STATED EXERCISE
Check each line for the word "image" and give how many have it. Say nothing else.

PROVIDED MATERIAL
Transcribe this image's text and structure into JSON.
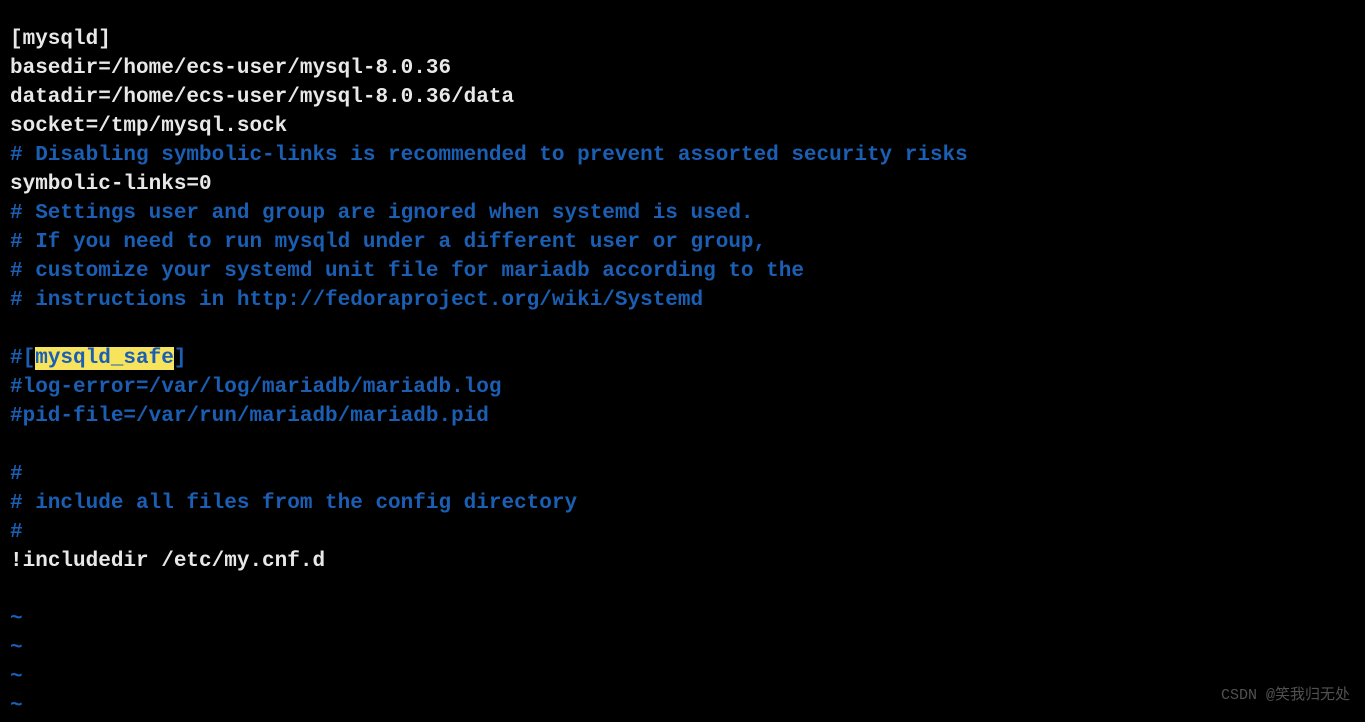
{
  "editor": {
    "lines": [
      {
        "type": "white",
        "text": "[mysqld]"
      },
      {
        "type": "white",
        "text": "basedir=/home/ecs-user/mysql-8.0.36"
      },
      {
        "type": "white",
        "text": "datadir=/home/ecs-user/mysql-8.0.36/data"
      },
      {
        "type": "white",
        "text": "socket=/tmp/mysql.sock"
      },
      {
        "type": "comment",
        "text": "# Disabling symbolic-links is recommended to prevent assorted security risks"
      },
      {
        "type": "white",
        "text": "symbolic-links=0"
      },
      {
        "type": "comment",
        "text": "# Settings user and group are ignored when systemd is used."
      },
      {
        "type": "comment",
        "text": "# If you need to run mysqld under a different user or group,"
      },
      {
        "type": "comment",
        "text": "# customize your systemd unit file for mariadb according to the"
      },
      {
        "type": "comment",
        "text": "# instructions in http://fedoraproject.org/wiki/Systemd"
      },
      {
        "type": "blank",
        "text": ""
      },
      {
        "type": "mixed",
        "segments": [
          {
            "class": "comment",
            "text": "#["
          },
          {
            "class": "highlight",
            "text": "mysqld_safe"
          },
          {
            "class": "comment",
            "text": "]"
          }
        ]
      },
      {
        "type": "comment",
        "text": "#log-error=/var/log/mariadb/mariadb.log"
      },
      {
        "type": "comment",
        "text": "#pid-file=/var/run/mariadb/mariadb.pid"
      },
      {
        "type": "blank",
        "text": ""
      },
      {
        "type": "comment",
        "text": "#"
      },
      {
        "type": "comment",
        "text": "# include all files from the config directory"
      },
      {
        "type": "comment",
        "text": "#"
      },
      {
        "type": "mixed",
        "segments": [
          {
            "class": "cursor",
            "text": "!"
          },
          {
            "class": "white",
            "text": "includedir /etc/my.cnf.d"
          }
        ]
      },
      {
        "type": "blank",
        "text": ""
      },
      {
        "type": "tilde",
        "text": "~"
      },
      {
        "type": "tilde",
        "text": "~"
      },
      {
        "type": "tilde",
        "text": "~"
      },
      {
        "type": "tilde",
        "text": "~"
      }
    ]
  },
  "watermark": "CSDN @笑我归无处"
}
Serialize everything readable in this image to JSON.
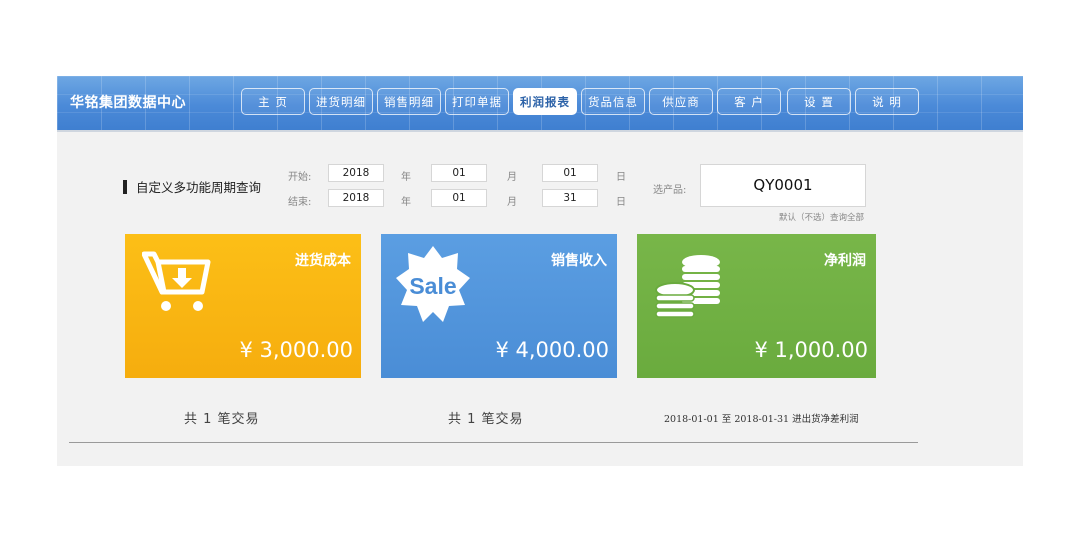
{
  "header": {
    "brand": "华铭集团数据中心",
    "nav": [
      {
        "label": "主  页"
      },
      {
        "label": "进货明细"
      },
      {
        "label": "销售明细"
      },
      {
        "label": "打印单据"
      },
      {
        "label": "利润报表",
        "active": true
      },
      {
        "label": "货品信息"
      },
      {
        "label": "供应商"
      },
      {
        "label": "客  户"
      },
      {
        "label": "设  置"
      },
      {
        "label": "说  明"
      }
    ]
  },
  "query": {
    "title": "自定义多功能周期查询",
    "start_label": "开始:",
    "end_label": "结束:",
    "year_unit": "年",
    "month_unit": "月",
    "day_unit": "日",
    "start": {
      "year": "2018",
      "month": "01",
      "day": "01"
    },
    "end": {
      "year": "2018",
      "month": "01",
      "day": "31"
    },
    "product_label": "选产品:",
    "product_value": "QY0001",
    "product_hint": "默认（不选）查询全部"
  },
  "cards": {
    "cost": {
      "title": "进货成本",
      "amount": "¥ 3,000.00",
      "color": "#f9b912"
    },
    "sale": {
      "title": "销售收入",
      "amount": "¥ 4,000.00",
      "icon_text": "Sale",
      "color": "#4f93db"
    },
    "profit": {
      "title": "净利润",
      "amount": "¥ 1,000.00",
      "color": "#71b043"
    }
  },
  "footer": {
    "cost_count": "共 1 笔交易",
    "sale_count": "共 1 笔交易",
    "range_note": "2018-01-01 至 2018-01-31 进出货净差利润"
  },
  "icons": {
    "cost": "cart-download-icon",
    "sale": "sale-badge-icon",
    "profit": "coins-icon"
  }
}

RESPONSE TO THE TASK
2